** START **

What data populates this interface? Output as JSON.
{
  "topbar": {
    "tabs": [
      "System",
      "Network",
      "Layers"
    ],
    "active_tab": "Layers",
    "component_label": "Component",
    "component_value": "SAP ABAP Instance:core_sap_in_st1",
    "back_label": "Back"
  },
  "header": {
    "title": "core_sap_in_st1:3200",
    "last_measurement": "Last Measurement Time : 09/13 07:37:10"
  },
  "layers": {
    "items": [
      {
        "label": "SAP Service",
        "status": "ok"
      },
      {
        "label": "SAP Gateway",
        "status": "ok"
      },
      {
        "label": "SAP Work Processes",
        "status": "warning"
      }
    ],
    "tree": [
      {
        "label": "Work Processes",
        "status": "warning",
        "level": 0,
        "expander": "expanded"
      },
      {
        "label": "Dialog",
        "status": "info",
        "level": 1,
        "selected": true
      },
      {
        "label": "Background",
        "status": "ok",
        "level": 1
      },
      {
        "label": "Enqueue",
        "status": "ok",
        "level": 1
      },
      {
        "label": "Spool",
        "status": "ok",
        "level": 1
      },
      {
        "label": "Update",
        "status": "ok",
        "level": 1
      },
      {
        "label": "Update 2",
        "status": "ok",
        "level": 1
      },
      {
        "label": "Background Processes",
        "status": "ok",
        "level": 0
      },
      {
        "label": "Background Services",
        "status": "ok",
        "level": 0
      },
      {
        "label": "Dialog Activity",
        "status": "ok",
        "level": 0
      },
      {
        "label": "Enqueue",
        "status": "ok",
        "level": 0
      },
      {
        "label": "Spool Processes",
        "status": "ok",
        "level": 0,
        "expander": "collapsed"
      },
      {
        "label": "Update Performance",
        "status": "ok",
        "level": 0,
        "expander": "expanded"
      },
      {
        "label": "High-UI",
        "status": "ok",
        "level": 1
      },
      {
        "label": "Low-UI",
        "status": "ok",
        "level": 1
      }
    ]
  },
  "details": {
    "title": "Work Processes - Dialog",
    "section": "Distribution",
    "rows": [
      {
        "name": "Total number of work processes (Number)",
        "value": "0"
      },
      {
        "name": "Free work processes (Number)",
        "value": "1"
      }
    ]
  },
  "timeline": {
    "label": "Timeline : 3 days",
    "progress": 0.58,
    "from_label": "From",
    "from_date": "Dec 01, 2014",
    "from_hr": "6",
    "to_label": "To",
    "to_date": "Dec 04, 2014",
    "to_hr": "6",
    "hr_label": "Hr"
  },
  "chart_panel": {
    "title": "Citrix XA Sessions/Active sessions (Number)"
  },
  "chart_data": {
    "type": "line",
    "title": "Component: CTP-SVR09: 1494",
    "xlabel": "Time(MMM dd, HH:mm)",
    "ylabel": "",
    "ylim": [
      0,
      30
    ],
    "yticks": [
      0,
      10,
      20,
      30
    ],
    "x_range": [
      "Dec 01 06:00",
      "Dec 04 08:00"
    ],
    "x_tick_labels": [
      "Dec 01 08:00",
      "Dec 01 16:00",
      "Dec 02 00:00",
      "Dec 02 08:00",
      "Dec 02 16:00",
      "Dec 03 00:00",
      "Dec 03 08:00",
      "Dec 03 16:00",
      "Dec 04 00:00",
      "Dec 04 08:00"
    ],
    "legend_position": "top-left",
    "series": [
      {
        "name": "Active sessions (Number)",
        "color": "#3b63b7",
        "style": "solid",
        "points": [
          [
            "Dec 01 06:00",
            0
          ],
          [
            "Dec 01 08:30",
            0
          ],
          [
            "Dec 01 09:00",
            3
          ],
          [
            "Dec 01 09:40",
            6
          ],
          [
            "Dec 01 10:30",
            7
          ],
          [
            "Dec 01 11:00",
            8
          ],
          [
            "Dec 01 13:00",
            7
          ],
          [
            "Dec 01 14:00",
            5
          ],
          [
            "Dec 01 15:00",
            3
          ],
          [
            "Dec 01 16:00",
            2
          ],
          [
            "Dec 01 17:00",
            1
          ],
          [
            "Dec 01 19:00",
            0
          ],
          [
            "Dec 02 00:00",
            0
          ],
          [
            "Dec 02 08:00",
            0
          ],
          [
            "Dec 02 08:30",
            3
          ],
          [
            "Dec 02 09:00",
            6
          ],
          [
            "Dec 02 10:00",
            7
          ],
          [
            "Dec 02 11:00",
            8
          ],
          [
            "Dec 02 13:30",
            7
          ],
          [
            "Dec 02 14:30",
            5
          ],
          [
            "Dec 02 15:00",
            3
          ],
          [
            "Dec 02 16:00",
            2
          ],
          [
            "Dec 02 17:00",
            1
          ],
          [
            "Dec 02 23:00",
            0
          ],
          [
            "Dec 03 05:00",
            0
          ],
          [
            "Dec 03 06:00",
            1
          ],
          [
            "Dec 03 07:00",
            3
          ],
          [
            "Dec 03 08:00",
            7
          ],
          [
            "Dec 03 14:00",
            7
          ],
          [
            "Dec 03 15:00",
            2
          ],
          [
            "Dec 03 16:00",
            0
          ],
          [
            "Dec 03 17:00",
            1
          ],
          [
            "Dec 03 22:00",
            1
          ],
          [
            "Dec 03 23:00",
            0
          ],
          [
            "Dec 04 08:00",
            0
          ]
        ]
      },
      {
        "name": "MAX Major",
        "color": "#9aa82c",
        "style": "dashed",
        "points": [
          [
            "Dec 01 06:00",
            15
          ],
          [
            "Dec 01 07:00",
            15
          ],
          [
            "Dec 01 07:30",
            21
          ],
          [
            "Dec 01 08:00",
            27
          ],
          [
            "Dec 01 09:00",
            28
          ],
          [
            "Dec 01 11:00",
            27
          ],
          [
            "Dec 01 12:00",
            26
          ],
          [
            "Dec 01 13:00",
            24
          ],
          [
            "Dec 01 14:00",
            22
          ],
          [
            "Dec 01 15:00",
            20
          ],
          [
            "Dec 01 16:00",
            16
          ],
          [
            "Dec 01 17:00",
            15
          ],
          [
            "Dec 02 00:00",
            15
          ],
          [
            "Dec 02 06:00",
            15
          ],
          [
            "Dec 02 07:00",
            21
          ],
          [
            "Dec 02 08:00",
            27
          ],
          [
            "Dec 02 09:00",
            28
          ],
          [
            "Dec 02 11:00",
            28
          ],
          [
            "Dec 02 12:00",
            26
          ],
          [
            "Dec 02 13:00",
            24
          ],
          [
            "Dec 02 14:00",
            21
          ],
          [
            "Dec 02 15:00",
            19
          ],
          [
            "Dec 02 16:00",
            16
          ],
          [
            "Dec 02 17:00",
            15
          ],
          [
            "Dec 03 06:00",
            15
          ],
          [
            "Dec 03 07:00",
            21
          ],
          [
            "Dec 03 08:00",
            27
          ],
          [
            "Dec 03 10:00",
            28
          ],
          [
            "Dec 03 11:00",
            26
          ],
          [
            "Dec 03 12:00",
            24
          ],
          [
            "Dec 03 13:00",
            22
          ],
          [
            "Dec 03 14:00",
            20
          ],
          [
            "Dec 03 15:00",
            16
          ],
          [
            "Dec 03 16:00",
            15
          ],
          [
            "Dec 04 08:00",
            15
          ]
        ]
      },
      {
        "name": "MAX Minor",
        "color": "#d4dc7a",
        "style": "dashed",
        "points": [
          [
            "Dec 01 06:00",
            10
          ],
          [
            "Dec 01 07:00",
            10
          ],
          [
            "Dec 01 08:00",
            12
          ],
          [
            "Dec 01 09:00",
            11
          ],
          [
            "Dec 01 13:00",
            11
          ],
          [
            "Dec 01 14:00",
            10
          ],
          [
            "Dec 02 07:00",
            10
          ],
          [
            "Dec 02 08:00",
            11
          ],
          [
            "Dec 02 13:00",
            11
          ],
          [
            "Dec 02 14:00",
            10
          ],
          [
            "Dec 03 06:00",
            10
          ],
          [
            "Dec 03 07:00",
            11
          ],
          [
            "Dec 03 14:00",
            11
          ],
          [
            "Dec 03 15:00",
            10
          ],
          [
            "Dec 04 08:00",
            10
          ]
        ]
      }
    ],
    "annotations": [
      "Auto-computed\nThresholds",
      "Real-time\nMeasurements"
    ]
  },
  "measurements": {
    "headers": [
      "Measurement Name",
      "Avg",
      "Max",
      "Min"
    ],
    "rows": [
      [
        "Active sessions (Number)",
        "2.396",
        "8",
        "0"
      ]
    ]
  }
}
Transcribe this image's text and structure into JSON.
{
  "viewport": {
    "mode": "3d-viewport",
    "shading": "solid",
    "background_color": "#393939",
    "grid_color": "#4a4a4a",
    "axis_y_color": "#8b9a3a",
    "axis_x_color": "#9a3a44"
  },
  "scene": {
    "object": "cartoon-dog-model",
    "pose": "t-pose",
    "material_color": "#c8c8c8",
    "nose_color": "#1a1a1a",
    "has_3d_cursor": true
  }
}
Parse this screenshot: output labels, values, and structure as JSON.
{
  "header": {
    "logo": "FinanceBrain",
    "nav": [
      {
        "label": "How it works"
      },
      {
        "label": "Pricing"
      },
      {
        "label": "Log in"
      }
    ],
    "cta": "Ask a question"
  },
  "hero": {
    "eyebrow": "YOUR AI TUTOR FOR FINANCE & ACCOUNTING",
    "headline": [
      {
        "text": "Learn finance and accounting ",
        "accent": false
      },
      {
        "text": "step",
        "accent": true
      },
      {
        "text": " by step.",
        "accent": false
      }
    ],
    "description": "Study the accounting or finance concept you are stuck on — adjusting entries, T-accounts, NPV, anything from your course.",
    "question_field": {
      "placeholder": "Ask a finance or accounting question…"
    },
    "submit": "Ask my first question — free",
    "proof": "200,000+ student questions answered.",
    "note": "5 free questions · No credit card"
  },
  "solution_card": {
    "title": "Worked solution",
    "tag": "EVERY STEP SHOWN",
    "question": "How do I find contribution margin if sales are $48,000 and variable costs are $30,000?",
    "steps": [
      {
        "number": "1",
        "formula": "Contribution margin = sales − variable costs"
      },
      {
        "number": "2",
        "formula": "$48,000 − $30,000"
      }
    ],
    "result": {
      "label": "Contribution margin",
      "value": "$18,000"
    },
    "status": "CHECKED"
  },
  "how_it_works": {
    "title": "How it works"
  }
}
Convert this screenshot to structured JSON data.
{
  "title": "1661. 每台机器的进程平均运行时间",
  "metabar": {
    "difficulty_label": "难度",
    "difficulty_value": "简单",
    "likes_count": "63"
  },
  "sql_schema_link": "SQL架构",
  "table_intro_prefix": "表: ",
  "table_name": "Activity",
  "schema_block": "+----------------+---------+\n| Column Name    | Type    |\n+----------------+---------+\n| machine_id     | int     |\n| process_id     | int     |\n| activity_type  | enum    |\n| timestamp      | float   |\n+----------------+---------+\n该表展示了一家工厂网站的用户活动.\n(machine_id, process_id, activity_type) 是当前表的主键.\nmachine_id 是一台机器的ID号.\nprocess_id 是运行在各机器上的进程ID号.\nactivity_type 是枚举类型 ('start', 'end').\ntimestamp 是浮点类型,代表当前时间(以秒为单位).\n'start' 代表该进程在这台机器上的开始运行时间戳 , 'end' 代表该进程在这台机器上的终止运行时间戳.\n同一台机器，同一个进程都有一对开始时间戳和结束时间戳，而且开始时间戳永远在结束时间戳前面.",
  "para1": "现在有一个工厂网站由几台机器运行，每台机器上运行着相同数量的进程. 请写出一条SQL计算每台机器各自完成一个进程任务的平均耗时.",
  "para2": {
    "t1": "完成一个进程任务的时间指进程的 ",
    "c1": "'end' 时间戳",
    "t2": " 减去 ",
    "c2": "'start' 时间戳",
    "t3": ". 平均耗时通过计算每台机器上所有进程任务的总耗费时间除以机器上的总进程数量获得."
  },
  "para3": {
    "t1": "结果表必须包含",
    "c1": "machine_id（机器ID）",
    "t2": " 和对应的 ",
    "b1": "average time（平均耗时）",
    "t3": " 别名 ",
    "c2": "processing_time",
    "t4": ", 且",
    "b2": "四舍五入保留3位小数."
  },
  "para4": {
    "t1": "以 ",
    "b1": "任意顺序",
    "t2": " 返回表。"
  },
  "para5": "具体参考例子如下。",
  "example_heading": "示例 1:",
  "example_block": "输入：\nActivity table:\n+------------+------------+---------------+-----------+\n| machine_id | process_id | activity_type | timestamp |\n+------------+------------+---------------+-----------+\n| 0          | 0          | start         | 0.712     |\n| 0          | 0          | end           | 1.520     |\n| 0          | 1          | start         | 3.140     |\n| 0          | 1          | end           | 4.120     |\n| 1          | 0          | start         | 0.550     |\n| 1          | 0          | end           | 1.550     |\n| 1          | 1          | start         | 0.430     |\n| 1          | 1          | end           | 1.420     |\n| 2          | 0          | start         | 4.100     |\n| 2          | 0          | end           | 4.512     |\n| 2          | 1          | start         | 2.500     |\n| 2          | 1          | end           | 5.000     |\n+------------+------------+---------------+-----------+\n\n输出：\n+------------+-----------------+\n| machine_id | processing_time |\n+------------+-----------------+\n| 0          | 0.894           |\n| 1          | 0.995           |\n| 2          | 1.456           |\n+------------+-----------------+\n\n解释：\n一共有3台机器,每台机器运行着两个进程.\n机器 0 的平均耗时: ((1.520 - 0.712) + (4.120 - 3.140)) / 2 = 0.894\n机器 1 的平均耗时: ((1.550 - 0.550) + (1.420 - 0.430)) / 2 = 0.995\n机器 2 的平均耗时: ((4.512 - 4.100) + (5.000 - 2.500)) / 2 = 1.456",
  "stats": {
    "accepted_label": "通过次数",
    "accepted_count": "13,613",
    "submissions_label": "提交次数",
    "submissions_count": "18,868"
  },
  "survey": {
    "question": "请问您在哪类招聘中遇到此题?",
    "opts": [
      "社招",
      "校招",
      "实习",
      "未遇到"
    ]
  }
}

** END **

### THE REQUEST
Return a copy of every line that includes the word "questions".

### WRITTEN SOLUTION
    "proof": "200,000+ student questions answered.",
    "note": "5 free questions · No credit card"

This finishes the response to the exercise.